DO THIS
The records below must be output exactly, without pictures.

DATA PROVIDED
··········
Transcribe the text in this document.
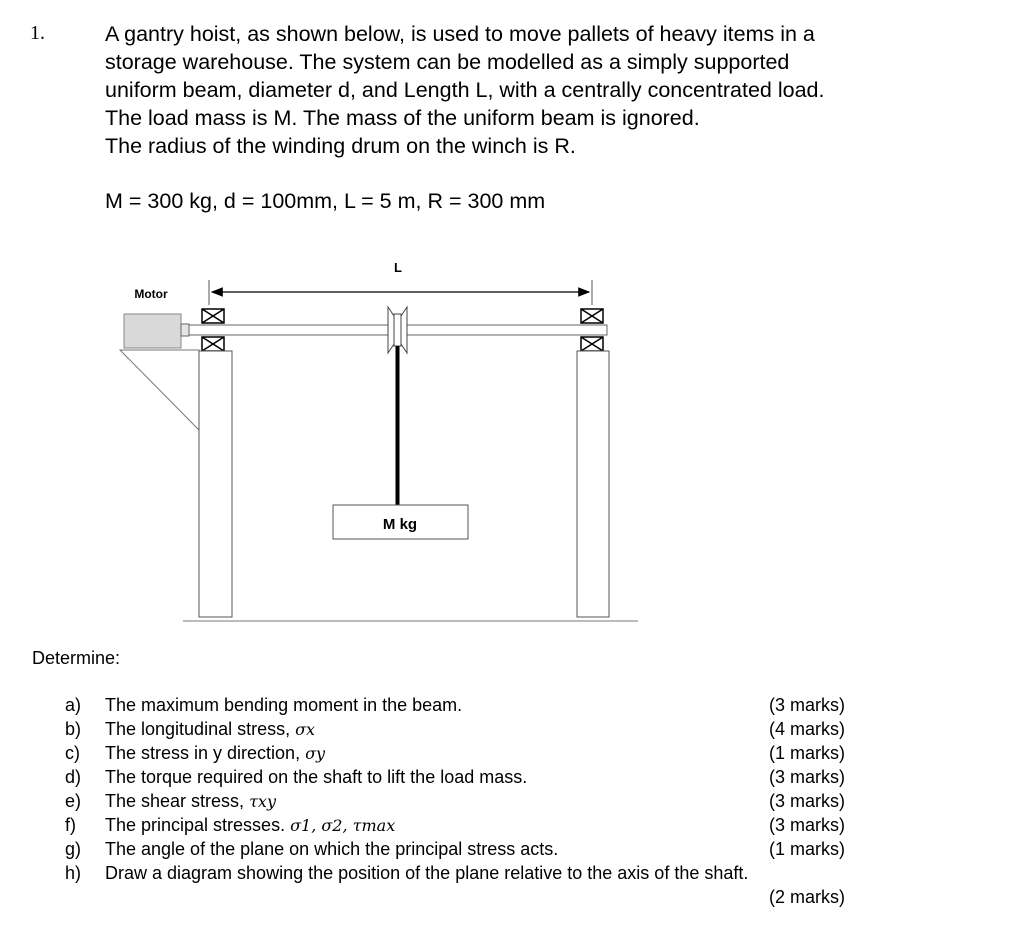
1.	A gantry hoist, as shown below, is used to move pallets of heavy items in a

storage warehouse. The system can be modelled as a simply supported

uniform beam, diameter d, and Length L, with a centrally concentrated load.

The load mass is M. The mass of the uniform beam is ignored.

The radius of the winding drum on the winch is R.

M = 300 kg, d = 100mm, L = 5 m, R = 300 mm
L
Motor
M kg
Determine:
a) The maximum bending moment in the beam.	(3 marks)
b) The longitudinal stress, σx	(4 marks)
c) The stress in y direction, σy	(1 marks)
d) The torque required on the shaft to lift the load mass.	(3 marks)
e) The shear stress, τxy	(3 marks)
f) The principal stresses. σ1, σ2, τmax	(3 marks)
g) The angle of the plane on which the principal stress acts.	(1 marks)
h) Draw a diagram showing the position of the plane relative to the axis of the shaft.
(2 marks)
··········
THE RESULT
Transcribe the text in this document.
1.	A gantry hoist, as shown below, is used to move pallets of heavy items in a

storage warehouse. The system can be modelled as a simply supported

uniform beam, diameter d, and Length L, with a centrally concentrated load.

The load mass is M. The mass of the uniform beam is ignored.

The radius of the winding drum on the winch is R.

M = 300 kg, d = 100mm, L = 5 m, R = 300 mm
L
Motor
M kg
Determine:
a) The maximum bending moment in the beam.	(3 marks)
b) The longitudinal stress, σx	(4 marks)
c) The stress in y direction, σy	(1 marks)
d) The torque required on the shaft to lift the load mass.	(3 marks)
e) The shear stress, τxy	(3 marks)
f) The principal stresses. σ1, σ2, τmax	(3 marks)
g) The angle of the plane on which the principal stress acts.	(1 marks)
h) Draw a diagram showing the position of the plane relative to the axis of the shaft.
(2 marks)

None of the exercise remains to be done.